Stored data:
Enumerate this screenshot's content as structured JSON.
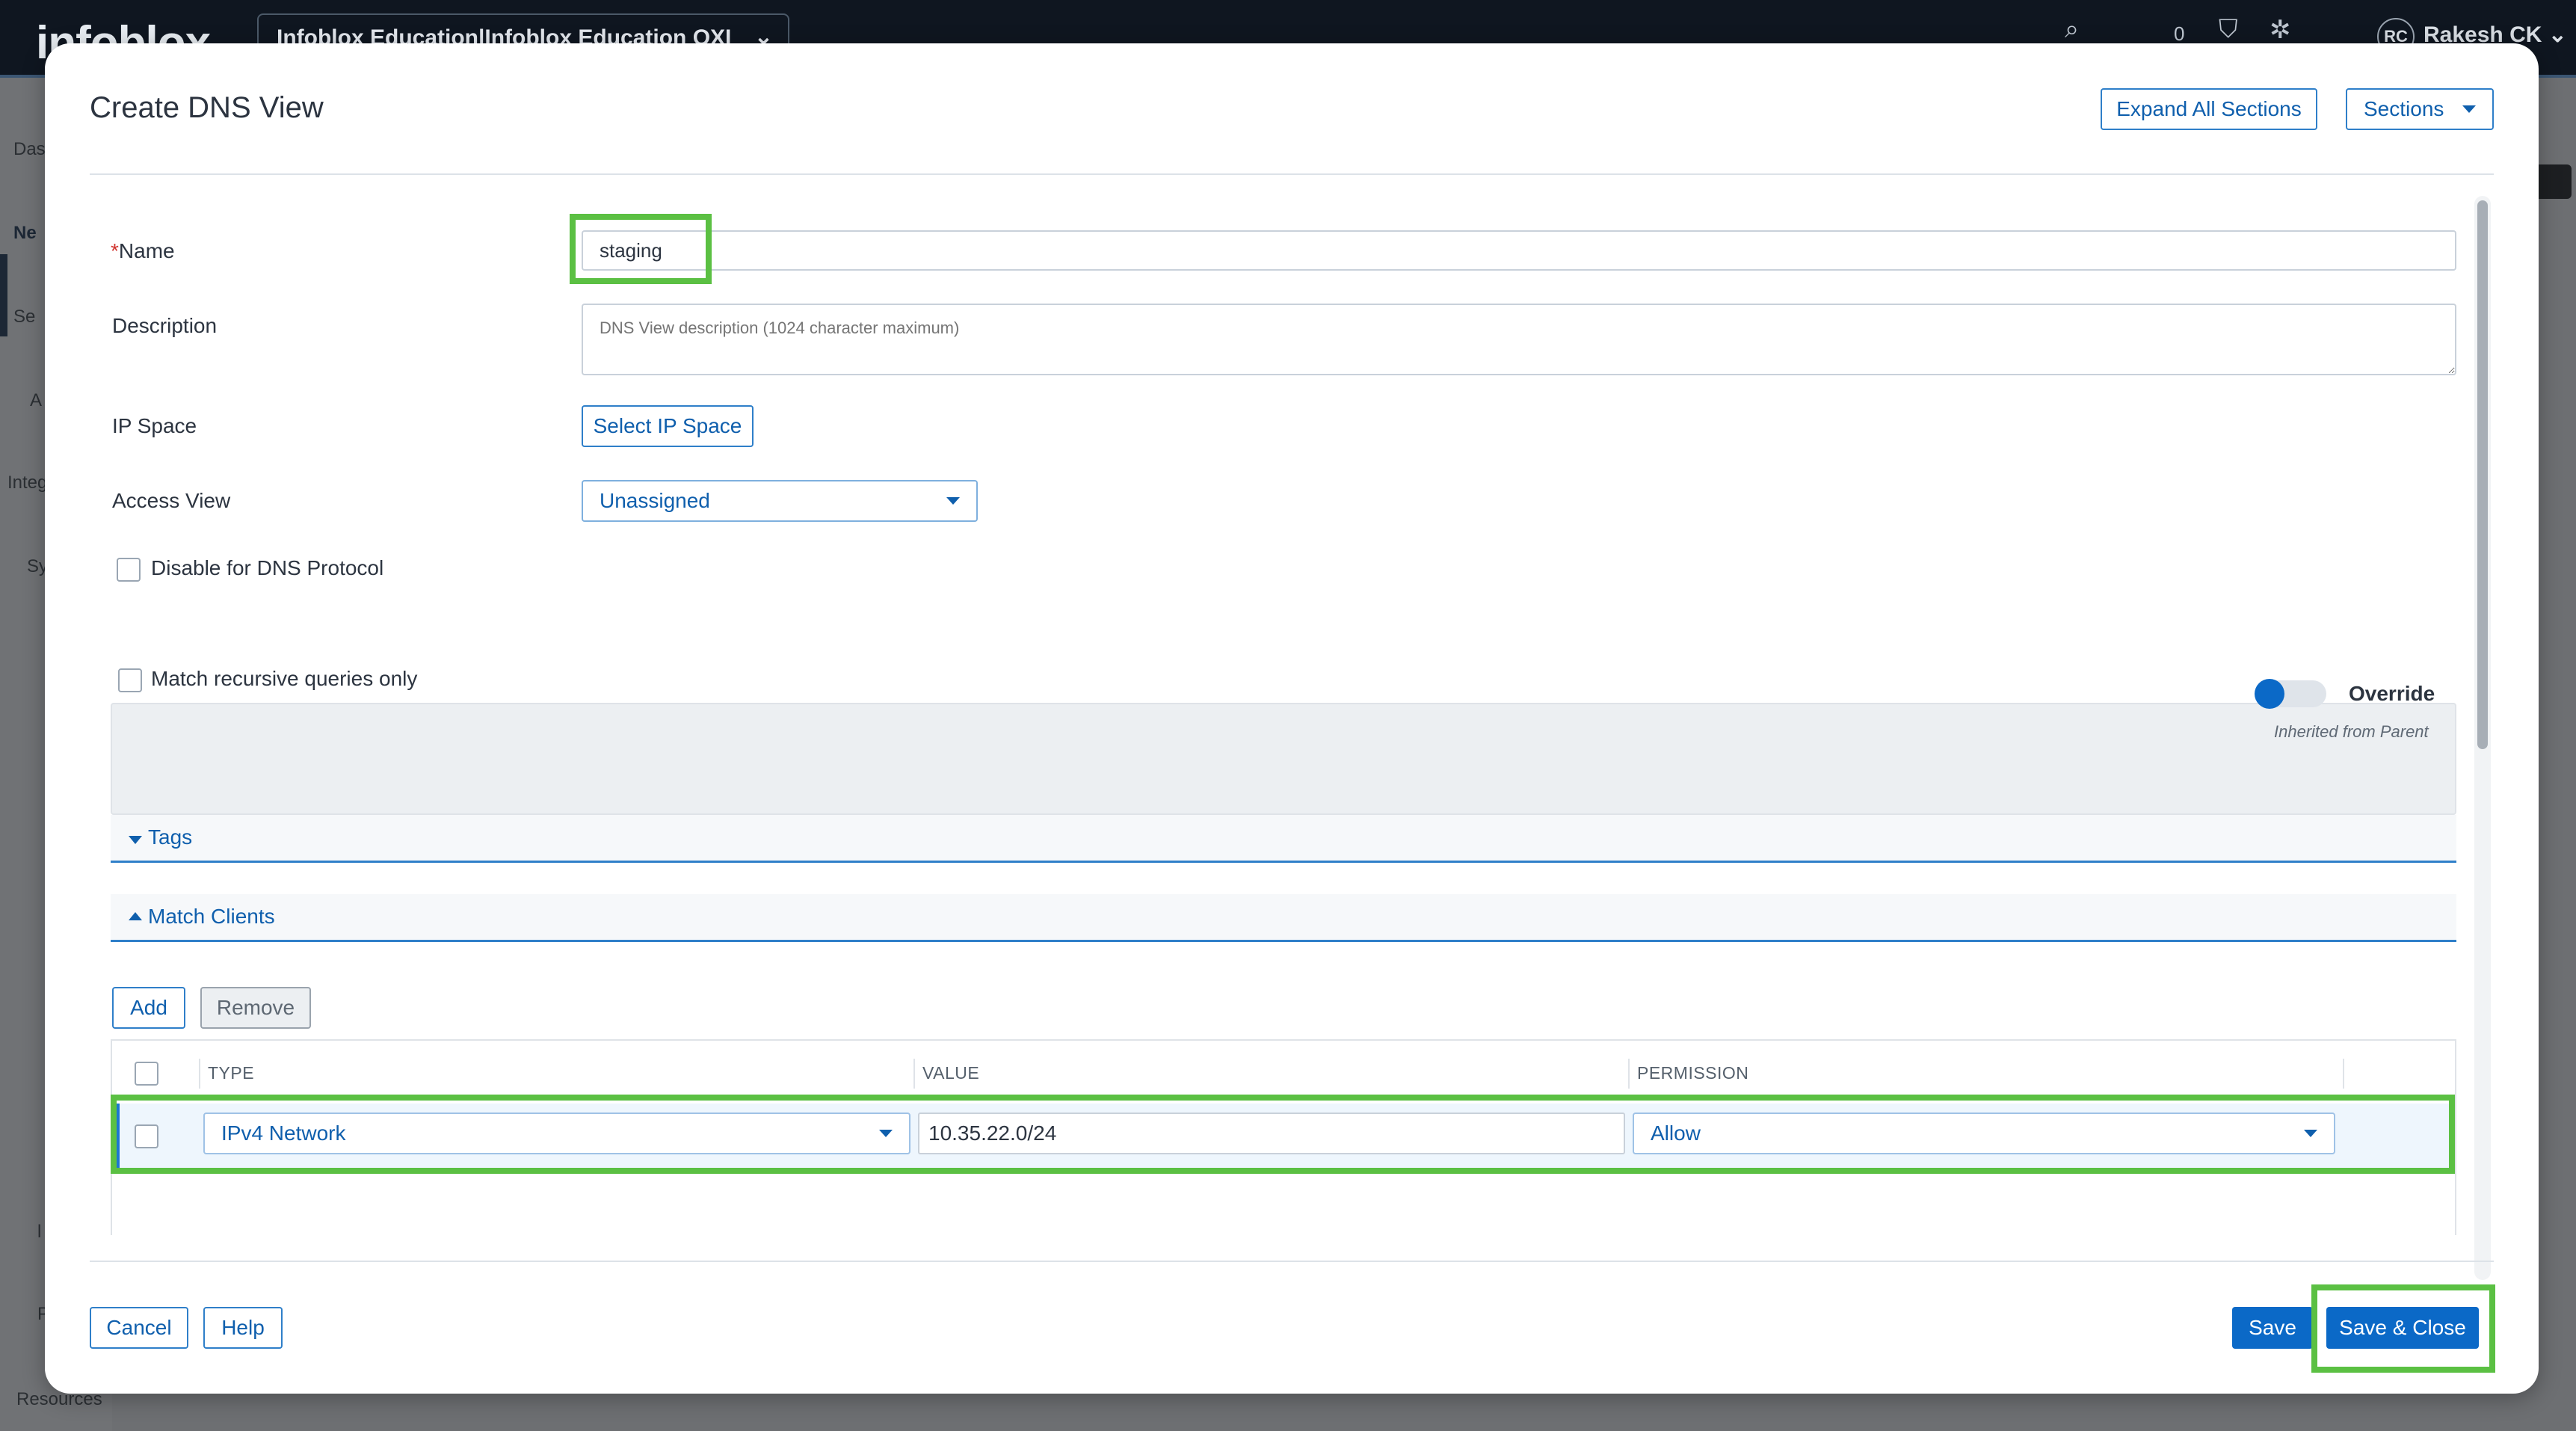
{
  "background": {
    "logo": "infoblox",
    "tenant": "Infoblox Education|Infoblox Education OXI",
    "notification_count": "0",
    "user_initials": "RC",
    "user_name": "Rakesh CK",
    "nav_fragments": [
      "Das",
      "Ne",
      "Se",
      "A",
      "Integ",
      "Sy",
      "l",
      "P",
      "Resources"
    ]
  },
  "modal": {
    "title": "Create DNS View",
    "expand_all_label": "Expand All Sections",
    "sections_label": "Sections"
  },
  "form": {
    "name_label": "Name",
    "name_required_mark": "*",
    "name_value": "staging",
    "description_label": "Description",
    "description_placeholder": "DNS View description (1024 character maximum)",
    "ip_space_label": "IP Space",
    "ip_space_button": "Select IP Space",
    "access_view_label": "Access View",
    "access_view_value": "Unassigned",
    "disable_dns_label": "Disable for DNS Protocol",
    "match_recursive_label": "Match recursive queries only",
    "override_label": "Override",
    "inherited_label": "Inherited from Parent"
  },
  "sections": {
    "tags_label": "Tags",
    "match_clients_label": "Match Clients"
  },
  "match_clients": {
    "add_label": "Add",
    "remove_label": "Remove",
    "columns": [
      "TYPE",
      "VALUE",
      "PERMISSION"
    ],
    "rows": [
      {
        "type": "IPv4 Network",
        "value": "10.35.22.0/24",
        "permission": "Allow"
      }
    ]
  },
  "footer": {
    "cancel_label": "Cancel",
    "help_label": "Help",
    "save_label": "Save",
    "save_close_label": "Save & Close"
  },
  "colors": {
    "accent": "#0b69c7",
    "highlight": "#5bc043",
    "required": "#d1342f"
  }
}
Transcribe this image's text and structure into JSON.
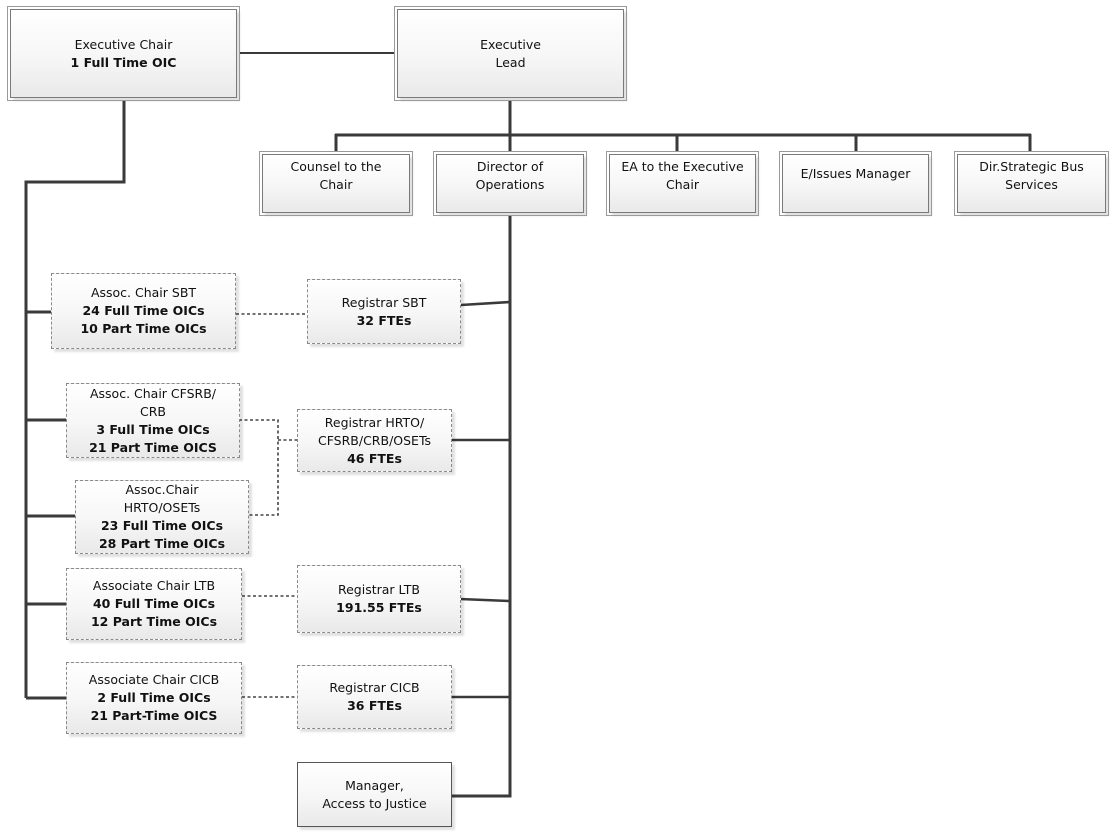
{
  "diagram": {
    "type": "org-chart",
    "colors": {
      "line": "#3a3a3a",
      "box_border": "#7a7a7a",
      "dashed_border": "#8a8a8a",
      "box_fill_top": "#ffffff",
      "box_fill_bottom": "#e9e9e9"
    },
    "nodes": {
      "executive_chair": {
        "lines": [
          "Executive Chair"
        ],
        "bold_lines": [
          "1 Full Time OIC"
        ]
      },
      "executive_lead": {
        "lines": [
          "Executive",
          "Lead"
        ],
        "bold_lines": []
      },
      "counsel": {
        "lines": [
          "Counsel to the",
          "Chair"
        ],
        "bold_lines": []
      },
      "director_operations": {
        "lines": [
          "Director of",
          "Operations"
        ],
        "bold_lines": []
      },
      "ea_exec_chair": {
        "lines": [
          "EA to the Executive",
          "Chair"
        ],
        "bold_lines": []
      },
      "issues_manager": {
        "lines": [
          "E/Issues Manager"
        ],
        "bold_lines": []
      },
      "dir_strategic": {
        "lines": [
          "Dir.Strategic Bus",
          "Services"
        ],
        "bold_lines": []
      },
      "assoc_sbt": {
        "lines": [
          "Assoc. Chair SBT"
        ],
        "bold_lines": [
          "24 Full Time OICs",
          "10 Part Time OICs"
        ]
      },
      "registrar_sbt": {
        "lines": [
          "Registrar SBT"
        ],
        "bold_lines": [
          "32 FTEs"
        ]
      },
      "assoc_cfsrb": {
        "lines": [
          "Assoc. Chair CFSRB/",
          "CRB"
        ],
        "bold_lines": [
          "3 Full Time OICs",
          "21 Part Time OICS"
        ]
      },
      "registrar_hrto": {
        "lines": [
          "Registrar HRTO/",
          "CFSRB/CRB/OSETs"
        ],
        "bold_lines": [
          "46 FTEs"
        ]
      },
      "assoc_hrto": {
        "lines": [
          "Assoc.Chair",
          "HRTO/OSETs"
        ],
        "bold_lines": [
          "23 Full Time OICs",
          "28 Part Time OICs"
        ]
      },
      "assoc_ltb": {
        "lines": [
          "Associate Chair LTB"
        ],
        "bold_lines": [
          "40 Full Time OICs",
          "12 Part Time OICs"
        ]
      },
      "registrar_ltb": {
        "lines": [
          "Registrar LTB"
        ],
        "bold_lines": [
          "191.55 FTEs"
        ]
      },
      "assoc_cicb": {
        "lines": [
          "Associate Chair CICB"
        ],
        "bold_lines": [
          "2 Full Time OICs",
          "21 Part-Time OICS"
        ]
      },
      "registrar_cicb": {
        "lines": [
          "Registrar CICB"
        ],
        "bold_lines": [
          "36 FTEs"
        ]
      },
      "manager_access": {
        "lines": [
          "Manager,",
          "Access to Justice"
        ],
        "bold_lines": []
      }
    },
    "edges": [
      {
        "from": "executive_chair",
        "to": "executive_lead",
        "style": "solid"
      },
      {
        "from": "executive_lead",
        "to": "counsel",
        "style": "solid"
      },
      {
        "from": "executive_lead",
        "to": "director_operations",
        "style": "solid"
      },
      {
        "from": "executive_lead",
        "to": "ea_exec_chair",
        "style": "solid"
      },
      {
        "from": "executive_lead",
        "to": "issues_manager",
        "style": "solid"
      },
      {
        "from": "executive_lead",
        "to": "dir_strategic",
        "style": "solid"
      },
      {
        "from": "executive_chair",
        "to": "assoc_sbt",
        "style": "solid"
      },
      {
        "from": "executive_chair",
        "to": "assoc_cfsrb",
        "style": "solid"
      },
      {
        "from": "executive_chair",
        "to": "assoc_hrto",
        "style": "solid"
      },
      {
        "from": "executive_chair",
        "to": "assoc_ltb",
        "style": "solid"
      },
      {
        "from": "executive_chair",
        "to": "assoc_cicb",
        "style": "solid"
      },
      {
        "from": "director_operations",
        "to": "registrar_sbt",
        "style": "solid"
      },
      {
        "from": "director_operations",
        "to": "registrar_hrto",
        "style": "solid"
      },
      {
        "from": "director_operations",
        "to": "registrar_ltb",
        "style": "solid"
      },
      {
        "from": "director_operations",
        "to": "registrar_cicb",
        "style": "solid"
      },
      {
        "from": "director_operations",
        "to": "manager_access",
        "style": "solid"
      },
      {
        "from": "assoc_sbt",
        "to": "registrar_sbt",
        "style": "dotted"
      },
      {
        "from": "assoc_cfsrb",
        "to": "registrar_hrto",
        "style": "dotted"
      },
      {
        "from": "assoc_hrto",
        "to": "registrar_hrto",
        "style": "dotted"
      },
      {
        "from": "assoc_ltb",
        "to": "registrar_ltb",
        "style": "dotted"
      },
      {
        "from": "assoc_cicb",
        "to": "registrar_cicb",
        "style": "dotted"
      }
    ]
  }
}
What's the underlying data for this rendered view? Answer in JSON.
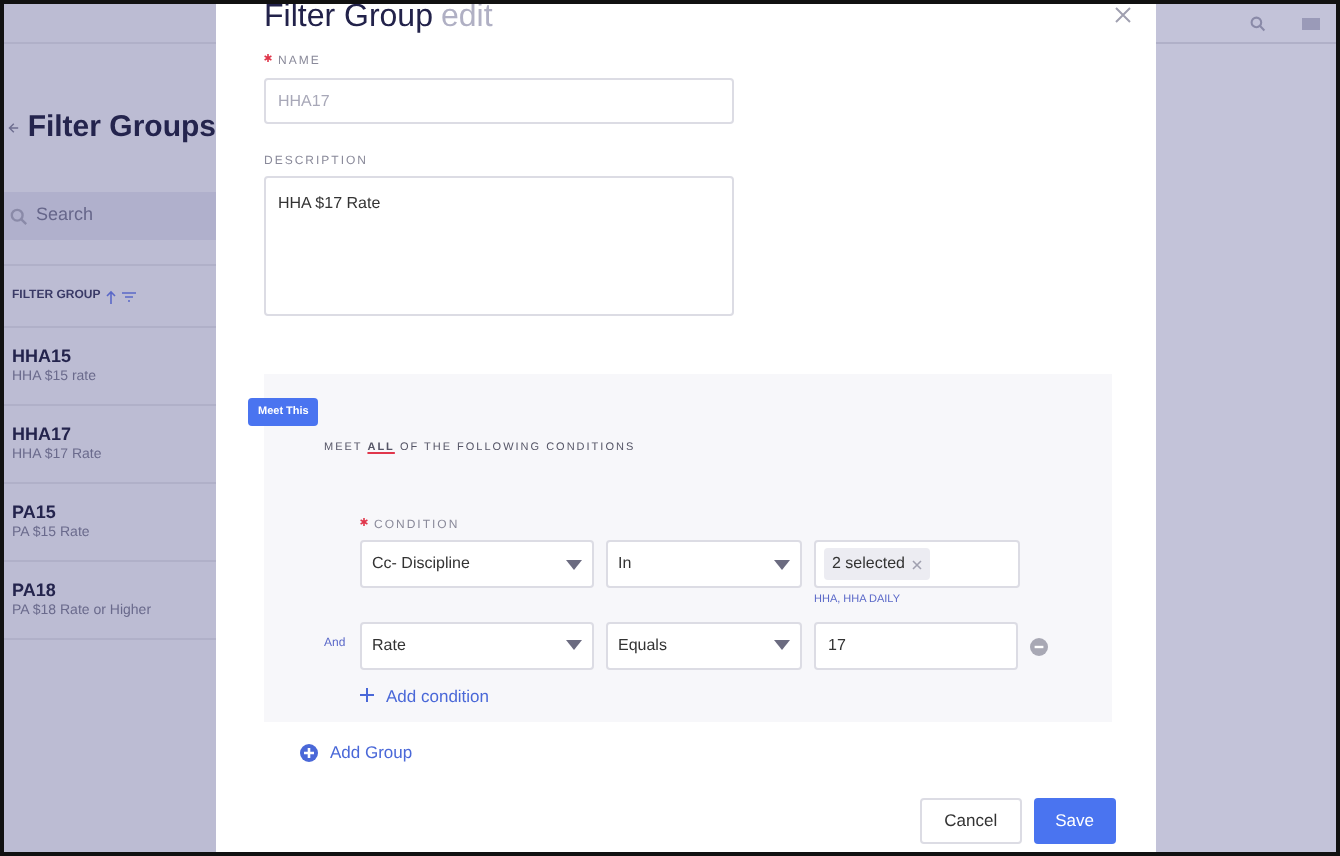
{
  "background_page": {
    "title": "Filter Groups",
    "search": {
      "placeholder": "Search"
    },
    "column_header": "FILTER GROUP",
    "rows": [
      {
        "name": "HHA15",
        "description": "HHA $15 rate"
      },
      {
        "name": "HHA17",
        "description": "HHA $17 Rate"
      },
      {
        "name": "PA15",
        "description": "PA $15 Rate"
      },
      {
        "name": "PA18",
        "description": "PA $18 Rate or Higher"
      }
    ]
  },
  "dialog": {
    "title": "Filter Group",
    "title_suffix": "edit",
    "name_field": {
      "label": "NAME",
      "required": true,
      "placeholder": "HHA17"
    },
    "description_field": {
      "label": "DESCRIPTION",
      "required": false,
      "value": "HHA $17 Rate"
    },
    "group": {
      "badge": "Meet This",
      "rule_prefix": "MEET",
      "rule_match": "ALL",
      "rule_suffix": "OF THE FOLLOWING CONDITIONS",
      "condition_label": "CONDITION",
      "condition_required": true,
      "conditions": [
        {
          "field": "Cc- Discipline",
          "operator": "In",
          "kind": "tags",
          "tag": "2 selected",
          "helper": "HHA, HHA DAILY",
          "removable": false
        },
        {
          "connector": "And",
          "field": "Rate",
          "operator": "Equals",
          "kind": "text",
          "value": "17",
          "removable": true
        }
      ],
      "add_condition": "Add condition"
    },
    "add_group": "Add Group",
    "buttons": [
      {
        "label": "Cancel",
        "kind": "secondary"
      },
      {
        "label": "Save",
        "kind": "primary"
      }
    ]
  }
}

(Aim of the exercise):
Pick out every line holding the string "true" and return it.

(Task solution):
      "required": true,
      "condition_required": true,
          "removable": true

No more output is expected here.